= What is being asked =
Copy each line of the records that contains the word "this".

= Data supplied =
-- Start --

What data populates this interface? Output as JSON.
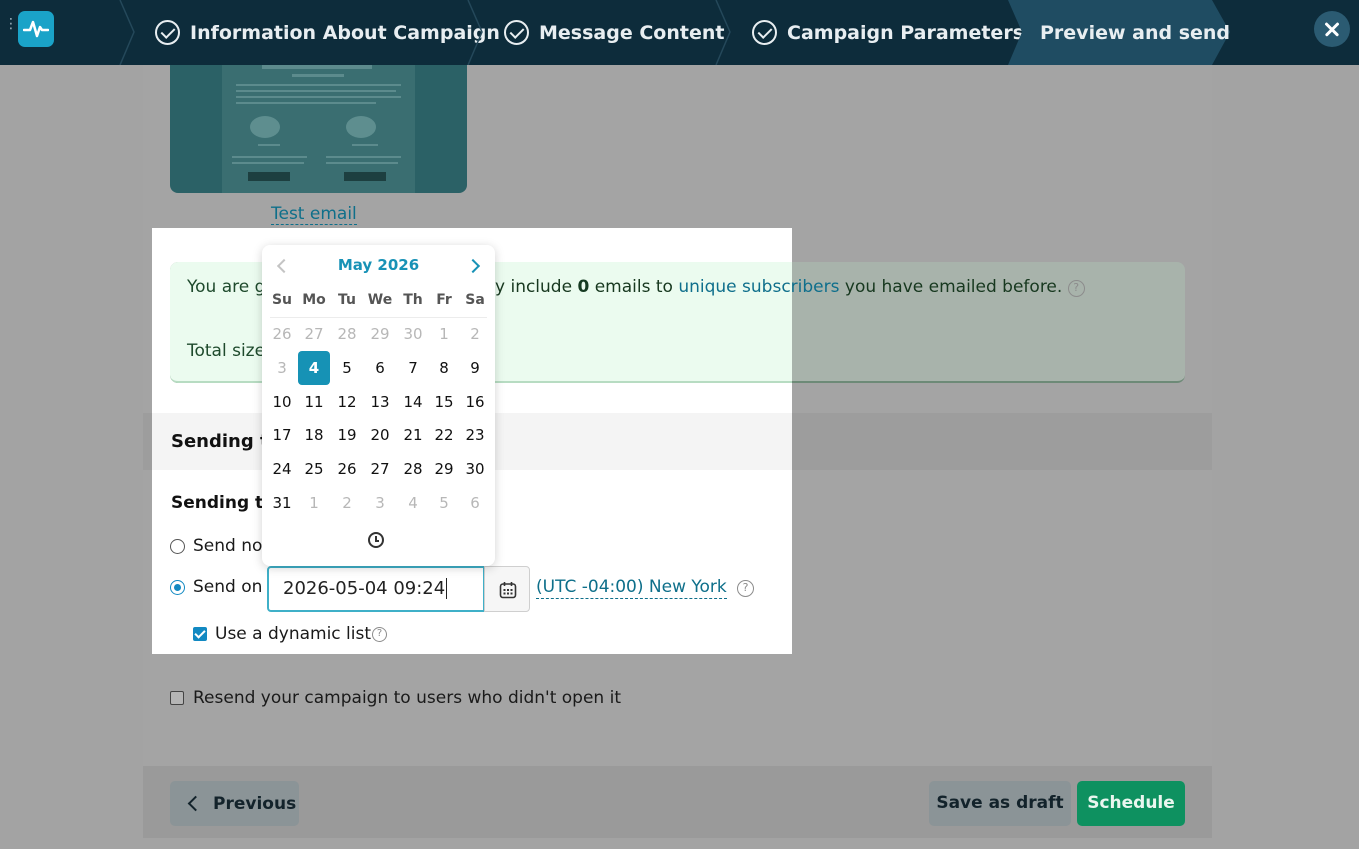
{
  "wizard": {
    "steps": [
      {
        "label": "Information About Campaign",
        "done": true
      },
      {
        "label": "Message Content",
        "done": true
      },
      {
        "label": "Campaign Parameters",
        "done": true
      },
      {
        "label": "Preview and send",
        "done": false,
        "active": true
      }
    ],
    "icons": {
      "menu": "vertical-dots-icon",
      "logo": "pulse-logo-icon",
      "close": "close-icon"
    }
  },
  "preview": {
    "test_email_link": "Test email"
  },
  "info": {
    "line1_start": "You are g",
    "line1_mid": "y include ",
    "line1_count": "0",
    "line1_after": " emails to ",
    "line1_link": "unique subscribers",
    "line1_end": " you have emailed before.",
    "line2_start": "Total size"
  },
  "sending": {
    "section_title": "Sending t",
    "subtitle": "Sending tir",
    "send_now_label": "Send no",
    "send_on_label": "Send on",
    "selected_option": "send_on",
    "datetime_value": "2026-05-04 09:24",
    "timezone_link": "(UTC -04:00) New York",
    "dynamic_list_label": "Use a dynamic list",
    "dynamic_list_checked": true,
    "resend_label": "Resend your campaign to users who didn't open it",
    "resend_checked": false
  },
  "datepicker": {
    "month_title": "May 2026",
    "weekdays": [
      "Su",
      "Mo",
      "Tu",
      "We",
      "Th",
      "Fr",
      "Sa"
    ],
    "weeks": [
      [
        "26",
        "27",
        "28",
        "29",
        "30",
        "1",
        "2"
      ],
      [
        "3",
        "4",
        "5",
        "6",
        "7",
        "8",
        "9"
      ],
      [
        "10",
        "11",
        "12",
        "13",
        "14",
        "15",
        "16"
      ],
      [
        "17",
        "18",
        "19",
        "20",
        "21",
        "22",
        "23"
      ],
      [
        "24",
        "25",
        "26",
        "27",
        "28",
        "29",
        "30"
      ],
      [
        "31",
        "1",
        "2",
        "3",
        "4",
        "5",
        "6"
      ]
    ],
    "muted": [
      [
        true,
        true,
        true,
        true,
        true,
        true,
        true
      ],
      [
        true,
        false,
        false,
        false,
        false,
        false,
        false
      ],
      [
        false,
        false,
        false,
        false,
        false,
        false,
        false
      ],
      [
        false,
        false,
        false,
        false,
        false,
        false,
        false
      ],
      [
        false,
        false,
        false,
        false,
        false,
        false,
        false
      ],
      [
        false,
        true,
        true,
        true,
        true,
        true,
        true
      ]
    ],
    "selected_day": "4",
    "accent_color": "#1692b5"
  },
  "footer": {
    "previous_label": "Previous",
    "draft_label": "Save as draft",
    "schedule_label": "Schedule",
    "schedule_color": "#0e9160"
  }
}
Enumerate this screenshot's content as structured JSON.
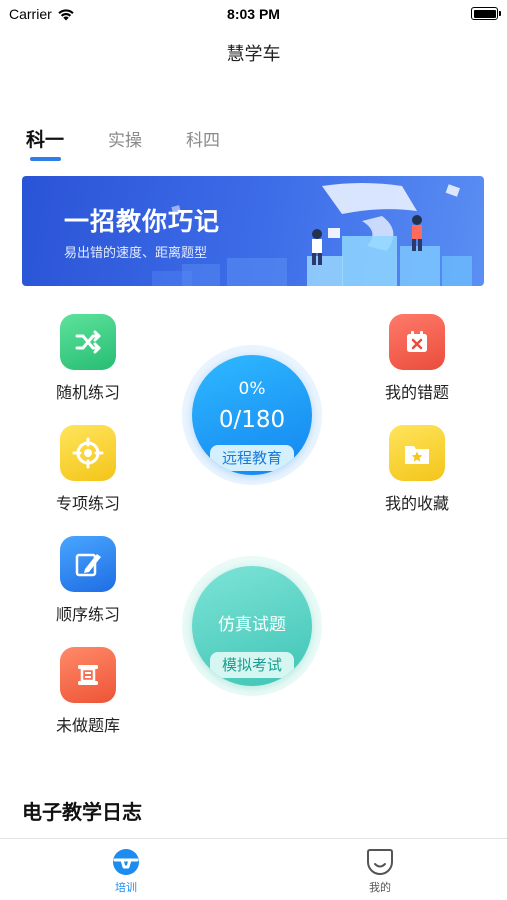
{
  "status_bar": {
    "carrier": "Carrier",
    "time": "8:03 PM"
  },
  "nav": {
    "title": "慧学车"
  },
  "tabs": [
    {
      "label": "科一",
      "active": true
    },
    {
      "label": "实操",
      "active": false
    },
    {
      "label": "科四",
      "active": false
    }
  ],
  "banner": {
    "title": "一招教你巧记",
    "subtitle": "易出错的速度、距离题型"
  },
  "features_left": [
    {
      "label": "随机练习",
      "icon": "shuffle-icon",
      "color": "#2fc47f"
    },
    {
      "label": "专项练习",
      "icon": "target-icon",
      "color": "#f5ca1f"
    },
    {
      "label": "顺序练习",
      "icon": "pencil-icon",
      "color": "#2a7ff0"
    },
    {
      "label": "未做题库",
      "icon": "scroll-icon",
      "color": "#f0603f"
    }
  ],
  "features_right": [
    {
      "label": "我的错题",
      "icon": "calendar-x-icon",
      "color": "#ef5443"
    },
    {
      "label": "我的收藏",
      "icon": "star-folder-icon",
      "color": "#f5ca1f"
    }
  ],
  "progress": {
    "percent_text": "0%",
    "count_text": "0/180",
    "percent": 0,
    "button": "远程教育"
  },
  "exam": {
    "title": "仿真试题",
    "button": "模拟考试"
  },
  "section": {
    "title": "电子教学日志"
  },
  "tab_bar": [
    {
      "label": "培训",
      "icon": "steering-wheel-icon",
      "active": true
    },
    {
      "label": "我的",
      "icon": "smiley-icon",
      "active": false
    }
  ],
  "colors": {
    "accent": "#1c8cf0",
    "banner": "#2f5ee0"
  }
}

-- End --

= Worked answer =
What data populates this interface? Output as JSON.
Enumerate this screenshot's content as structured JSON.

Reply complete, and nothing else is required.